**TEXT ZUM LESEN:**
_ _ _ _

Eine zentrale Referenz, die von vielen Gesprächspartnern geteilt wird, ist die Beschreibung der „gegenwärtigen Situation“ im Altenburger Land. Sie dient uns als Einstieg in die Darstellung der Interviews: Die Situation im Landkreis Altenburger Land ist wie in vielen anderen deutschen Landkreisen von Mittelknappheit und den daraus resultierenden Verteilungskämpfen geprägt. Neben Diskussionen um hohe Arbeitslosigkeit, selektive Abwanderung und den demographisch bedingten Aspekten der Bevölkerungsstruktur sowie niedrigen Löhnen wird die Sicht auf das Altenburger Land stark von seinen Kultureinrichtungen wie beispielsweise dem Lindenau-Museum und dem Residenzschloss Altenburg geprägt. Den klassisch obligatorischen Aufgaben von Landkreisen wie der Bereitstellung von öffentlichem Regionalverkehr, dem Natur- und Katastrophenschutz und der Abfallbeseitigung wird dabei die sogenannte „Liste der Grausamkeiten“ gegenübergestellt, die laut einem Mitglied des Kreistages im Altenburger Land all jene Posten beinhaltet, die „dem Bürger Spaß machen, die aber, wenn es nötig ist, die einzigen sind, die ich streichen kann, wenn ich streichen muss“. Kultureinrichtungen werden, je nach Position, unter Kürzungszwängen als erste Opfer oder als einzige Streichungsoption verhandelt.

_ _ _ _

**Einträge mit Anmerkungen zum Layout:**

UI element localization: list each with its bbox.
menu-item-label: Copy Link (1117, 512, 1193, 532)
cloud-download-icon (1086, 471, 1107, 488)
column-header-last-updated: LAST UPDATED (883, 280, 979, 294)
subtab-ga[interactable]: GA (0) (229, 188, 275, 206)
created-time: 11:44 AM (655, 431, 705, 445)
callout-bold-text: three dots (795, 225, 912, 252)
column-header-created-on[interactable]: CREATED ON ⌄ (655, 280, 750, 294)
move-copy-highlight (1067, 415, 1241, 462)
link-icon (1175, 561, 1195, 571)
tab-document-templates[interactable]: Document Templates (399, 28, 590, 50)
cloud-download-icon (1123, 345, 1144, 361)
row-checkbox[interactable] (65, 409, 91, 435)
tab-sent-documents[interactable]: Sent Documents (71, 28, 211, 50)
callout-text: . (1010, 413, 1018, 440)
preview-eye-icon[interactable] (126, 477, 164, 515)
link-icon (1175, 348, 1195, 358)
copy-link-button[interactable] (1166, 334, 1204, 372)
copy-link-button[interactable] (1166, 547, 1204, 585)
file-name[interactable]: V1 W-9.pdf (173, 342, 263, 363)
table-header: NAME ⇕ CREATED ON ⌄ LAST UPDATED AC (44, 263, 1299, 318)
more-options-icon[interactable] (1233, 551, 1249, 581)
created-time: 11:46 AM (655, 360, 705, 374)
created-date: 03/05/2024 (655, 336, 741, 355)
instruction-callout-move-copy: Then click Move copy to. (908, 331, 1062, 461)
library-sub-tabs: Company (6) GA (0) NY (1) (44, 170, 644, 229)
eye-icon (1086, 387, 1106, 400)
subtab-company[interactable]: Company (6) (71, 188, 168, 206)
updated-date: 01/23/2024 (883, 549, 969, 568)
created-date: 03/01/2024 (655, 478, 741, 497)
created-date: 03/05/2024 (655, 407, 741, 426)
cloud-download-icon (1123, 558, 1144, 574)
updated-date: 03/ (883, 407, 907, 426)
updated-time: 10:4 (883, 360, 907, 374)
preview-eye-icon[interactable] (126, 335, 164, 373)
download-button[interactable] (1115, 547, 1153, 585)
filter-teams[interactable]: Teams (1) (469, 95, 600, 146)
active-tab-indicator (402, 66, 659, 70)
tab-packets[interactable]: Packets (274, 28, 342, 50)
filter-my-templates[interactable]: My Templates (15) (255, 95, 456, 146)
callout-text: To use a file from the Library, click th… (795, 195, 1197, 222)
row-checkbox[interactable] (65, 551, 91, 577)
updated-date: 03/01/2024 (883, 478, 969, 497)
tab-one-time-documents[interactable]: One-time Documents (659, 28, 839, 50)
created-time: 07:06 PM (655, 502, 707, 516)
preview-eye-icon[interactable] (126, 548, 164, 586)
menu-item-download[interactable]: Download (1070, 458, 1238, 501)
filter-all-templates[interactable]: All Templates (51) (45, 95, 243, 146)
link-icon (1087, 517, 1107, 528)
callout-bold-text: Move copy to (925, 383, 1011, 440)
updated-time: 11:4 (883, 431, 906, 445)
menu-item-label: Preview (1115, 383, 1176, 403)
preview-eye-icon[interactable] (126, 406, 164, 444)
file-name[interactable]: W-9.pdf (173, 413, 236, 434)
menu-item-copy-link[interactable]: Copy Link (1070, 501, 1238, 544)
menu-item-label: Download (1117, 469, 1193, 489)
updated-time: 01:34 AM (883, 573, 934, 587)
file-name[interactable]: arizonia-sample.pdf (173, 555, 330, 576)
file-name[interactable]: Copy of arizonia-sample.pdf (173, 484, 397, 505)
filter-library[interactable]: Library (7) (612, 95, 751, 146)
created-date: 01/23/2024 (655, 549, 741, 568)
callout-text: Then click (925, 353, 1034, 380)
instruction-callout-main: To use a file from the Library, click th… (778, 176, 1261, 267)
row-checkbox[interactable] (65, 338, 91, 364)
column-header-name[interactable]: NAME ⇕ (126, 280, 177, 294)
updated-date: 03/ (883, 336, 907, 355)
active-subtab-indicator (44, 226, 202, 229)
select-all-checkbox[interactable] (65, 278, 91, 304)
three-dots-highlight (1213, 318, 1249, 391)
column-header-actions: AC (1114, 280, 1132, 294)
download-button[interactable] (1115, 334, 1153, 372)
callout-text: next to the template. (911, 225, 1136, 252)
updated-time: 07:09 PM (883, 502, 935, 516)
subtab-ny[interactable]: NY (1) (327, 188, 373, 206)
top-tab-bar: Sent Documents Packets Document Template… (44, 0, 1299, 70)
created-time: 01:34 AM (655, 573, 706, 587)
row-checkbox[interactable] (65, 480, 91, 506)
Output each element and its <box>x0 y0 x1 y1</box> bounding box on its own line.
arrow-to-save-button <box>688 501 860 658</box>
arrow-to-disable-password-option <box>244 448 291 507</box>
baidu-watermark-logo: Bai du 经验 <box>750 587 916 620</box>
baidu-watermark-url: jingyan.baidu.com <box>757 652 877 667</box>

_ _ _ _

**DIE AUFGABE:**
Beantworte diese Fragen zum Text über das Altenburger Land:
(a) Welche zwei Kultureinrichtungen nennt der Text als Beispiele?
(b) Welche klassisch obligatorischen Aufgaben von Landkreisen werden aufgezählt?
(c) Wer wird mit der Aussage zur „Liste der Grausamkeiten“ zitiert?
Die Einträge braucht man hier nicht.

**DIE ANTWORT:**
(a) Das Lindenau-Museum und das Residenzschloss Altenburg.
(b) Die Bereitstellung von öffentlichem Regionalverkehr, der Natur- und Katastrophenschutz und die Abfallbeseitigung.
(c) Ein Mitglied des Kreistages im Altenburger Land.